* [DIRECTION] Send back all the data below, exactly as given.

(Figure contents as structured data)
──────────
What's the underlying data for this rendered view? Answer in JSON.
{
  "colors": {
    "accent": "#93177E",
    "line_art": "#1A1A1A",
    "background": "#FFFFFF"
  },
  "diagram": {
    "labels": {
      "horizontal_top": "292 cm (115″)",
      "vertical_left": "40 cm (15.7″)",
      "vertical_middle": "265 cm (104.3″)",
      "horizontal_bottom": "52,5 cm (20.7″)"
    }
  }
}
──────────
* [RESPONSE BELOW]
What's the underlying data for this rendered view? Answer in JSON.
{
  "colors": {
    "accent": "#93177E",
    "line_art": "#1A1A1A",
    "background": "#FFFFFF"
  },
  "diagram": {
    "labels": {
      "horizontal_top": "292 cm (115″)",
      "vertical_left": "40 cm (15.7″)",
      "vertical_middle": "265 cm (104.3″)",
      "horizontal_bottom": "52,5 cm (20.7″)"
    }
  }
}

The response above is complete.